(WHAT TO PRODUCE):
From the records below, pull each line that has "near".

• • • •

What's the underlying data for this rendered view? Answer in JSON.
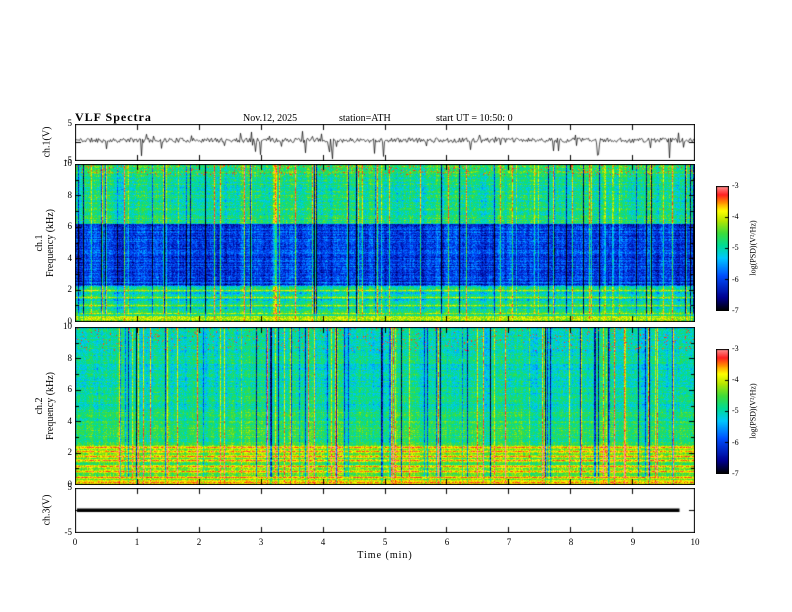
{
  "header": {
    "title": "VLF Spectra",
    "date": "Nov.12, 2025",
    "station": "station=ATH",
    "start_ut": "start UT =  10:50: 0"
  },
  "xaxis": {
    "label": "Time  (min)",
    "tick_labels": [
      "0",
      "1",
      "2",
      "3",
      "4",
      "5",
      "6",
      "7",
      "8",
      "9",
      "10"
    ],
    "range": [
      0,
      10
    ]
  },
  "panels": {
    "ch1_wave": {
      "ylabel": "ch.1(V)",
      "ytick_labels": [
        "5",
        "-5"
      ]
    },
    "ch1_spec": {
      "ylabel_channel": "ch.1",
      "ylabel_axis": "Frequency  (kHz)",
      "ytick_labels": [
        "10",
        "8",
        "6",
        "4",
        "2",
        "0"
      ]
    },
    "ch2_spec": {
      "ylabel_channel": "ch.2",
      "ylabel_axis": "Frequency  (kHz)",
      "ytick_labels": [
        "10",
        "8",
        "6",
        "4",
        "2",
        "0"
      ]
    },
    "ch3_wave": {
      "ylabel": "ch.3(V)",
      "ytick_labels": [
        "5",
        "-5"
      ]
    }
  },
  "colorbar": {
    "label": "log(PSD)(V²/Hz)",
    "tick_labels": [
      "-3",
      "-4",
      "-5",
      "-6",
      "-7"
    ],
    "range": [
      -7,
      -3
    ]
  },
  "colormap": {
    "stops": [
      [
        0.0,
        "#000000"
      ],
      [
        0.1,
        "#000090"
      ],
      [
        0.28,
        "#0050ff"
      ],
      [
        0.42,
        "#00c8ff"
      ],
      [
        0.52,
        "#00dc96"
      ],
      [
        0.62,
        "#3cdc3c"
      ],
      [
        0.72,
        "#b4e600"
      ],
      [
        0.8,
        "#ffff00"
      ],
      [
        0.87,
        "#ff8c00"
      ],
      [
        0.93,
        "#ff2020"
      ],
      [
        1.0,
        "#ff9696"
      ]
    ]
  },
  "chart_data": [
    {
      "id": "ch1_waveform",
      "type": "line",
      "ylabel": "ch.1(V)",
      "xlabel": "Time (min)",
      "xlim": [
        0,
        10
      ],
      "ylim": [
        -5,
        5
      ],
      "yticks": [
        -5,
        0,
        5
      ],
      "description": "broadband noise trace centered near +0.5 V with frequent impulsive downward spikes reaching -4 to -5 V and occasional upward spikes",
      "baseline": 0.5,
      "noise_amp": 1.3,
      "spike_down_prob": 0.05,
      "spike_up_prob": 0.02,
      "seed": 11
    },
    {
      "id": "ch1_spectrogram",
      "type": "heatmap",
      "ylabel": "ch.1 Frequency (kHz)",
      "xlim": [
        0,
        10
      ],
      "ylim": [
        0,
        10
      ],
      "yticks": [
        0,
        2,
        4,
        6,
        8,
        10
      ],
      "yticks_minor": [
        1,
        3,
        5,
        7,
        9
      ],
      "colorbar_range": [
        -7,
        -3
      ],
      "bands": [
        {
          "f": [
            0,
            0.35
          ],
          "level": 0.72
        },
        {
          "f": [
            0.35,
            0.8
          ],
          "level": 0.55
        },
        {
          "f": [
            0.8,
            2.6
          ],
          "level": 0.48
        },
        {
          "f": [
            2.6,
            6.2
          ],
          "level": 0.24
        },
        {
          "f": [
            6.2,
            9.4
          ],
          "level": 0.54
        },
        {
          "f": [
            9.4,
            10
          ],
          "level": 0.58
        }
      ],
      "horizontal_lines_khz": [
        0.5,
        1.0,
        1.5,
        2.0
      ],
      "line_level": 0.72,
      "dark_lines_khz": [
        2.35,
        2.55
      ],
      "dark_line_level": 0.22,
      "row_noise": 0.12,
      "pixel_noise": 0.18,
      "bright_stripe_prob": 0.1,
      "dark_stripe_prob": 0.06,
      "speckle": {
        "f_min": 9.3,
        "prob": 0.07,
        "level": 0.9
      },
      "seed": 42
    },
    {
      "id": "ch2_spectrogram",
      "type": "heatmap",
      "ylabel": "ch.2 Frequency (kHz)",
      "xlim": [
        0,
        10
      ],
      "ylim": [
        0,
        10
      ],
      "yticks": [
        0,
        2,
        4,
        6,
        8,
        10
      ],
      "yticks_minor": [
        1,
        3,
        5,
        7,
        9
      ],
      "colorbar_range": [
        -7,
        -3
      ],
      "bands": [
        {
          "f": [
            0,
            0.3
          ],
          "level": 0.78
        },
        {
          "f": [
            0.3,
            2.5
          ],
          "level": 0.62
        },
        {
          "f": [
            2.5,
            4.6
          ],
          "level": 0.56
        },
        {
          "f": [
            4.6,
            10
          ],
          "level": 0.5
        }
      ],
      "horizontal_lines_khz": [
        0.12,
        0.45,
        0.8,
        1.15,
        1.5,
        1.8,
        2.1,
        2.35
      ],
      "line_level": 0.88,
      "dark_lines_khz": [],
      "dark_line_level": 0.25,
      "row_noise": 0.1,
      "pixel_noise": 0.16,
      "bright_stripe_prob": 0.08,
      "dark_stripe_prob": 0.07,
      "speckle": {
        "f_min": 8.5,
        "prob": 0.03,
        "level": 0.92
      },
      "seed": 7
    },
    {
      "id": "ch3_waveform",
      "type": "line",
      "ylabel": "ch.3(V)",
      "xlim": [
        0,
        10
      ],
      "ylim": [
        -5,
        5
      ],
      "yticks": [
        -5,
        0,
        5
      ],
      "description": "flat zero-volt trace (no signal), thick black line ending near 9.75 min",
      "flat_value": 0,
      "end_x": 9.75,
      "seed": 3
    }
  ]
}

• • • •

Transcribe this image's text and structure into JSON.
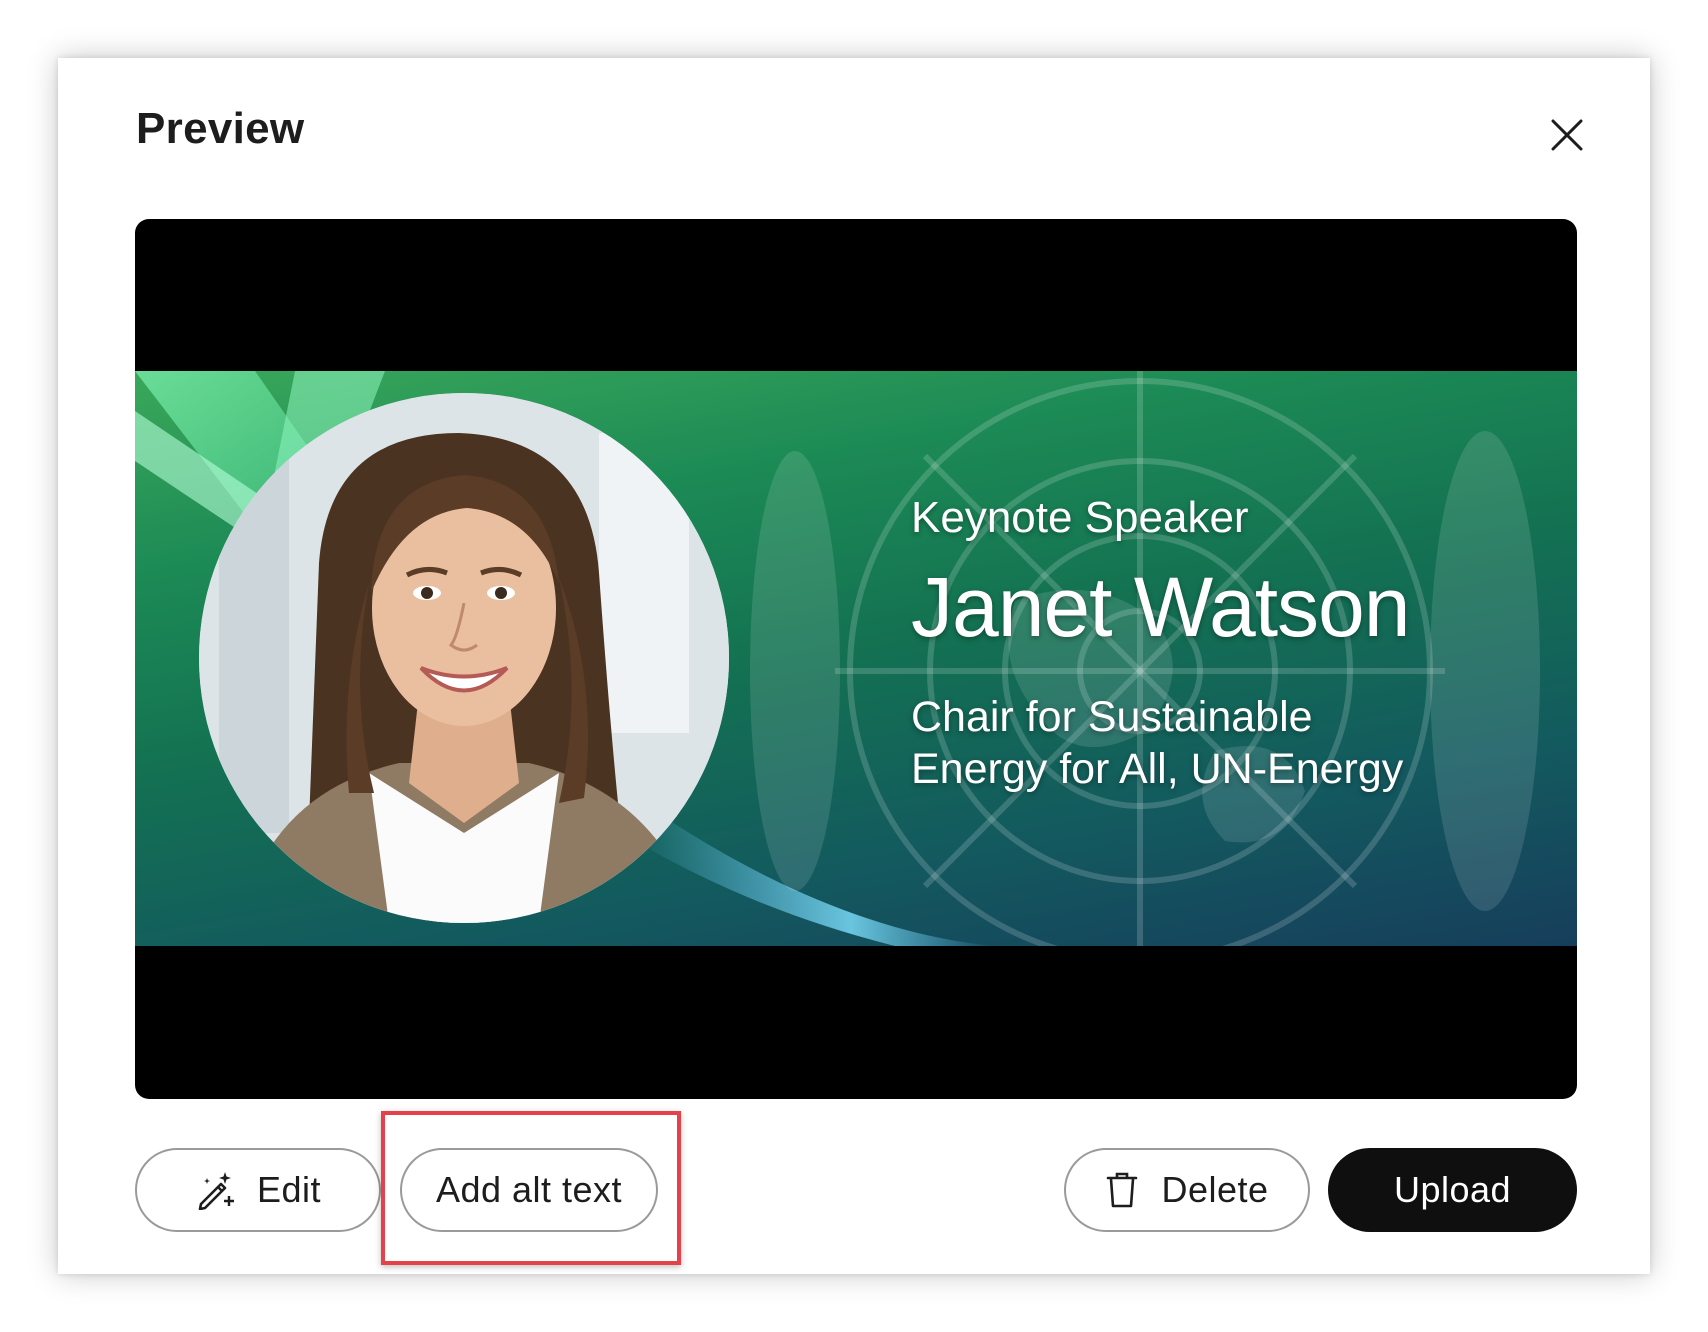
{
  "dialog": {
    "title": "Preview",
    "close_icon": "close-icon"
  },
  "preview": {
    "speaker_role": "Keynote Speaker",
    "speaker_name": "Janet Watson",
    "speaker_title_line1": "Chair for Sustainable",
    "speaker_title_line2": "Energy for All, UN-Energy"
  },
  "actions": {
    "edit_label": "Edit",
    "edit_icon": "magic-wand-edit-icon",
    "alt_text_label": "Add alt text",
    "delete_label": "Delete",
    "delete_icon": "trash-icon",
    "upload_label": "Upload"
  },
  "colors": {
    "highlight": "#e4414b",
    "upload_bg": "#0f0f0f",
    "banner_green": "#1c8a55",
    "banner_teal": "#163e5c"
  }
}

• • • •

(TASK RESULT):
      "description": "broadband noise trace centered near +0.5 V with frequent impulsive downward spikes reaching -4 to -5 V and occasional upward spikes",
      "description": "flat zero-volt trace (no signal), thick black line ending near 9.75 min",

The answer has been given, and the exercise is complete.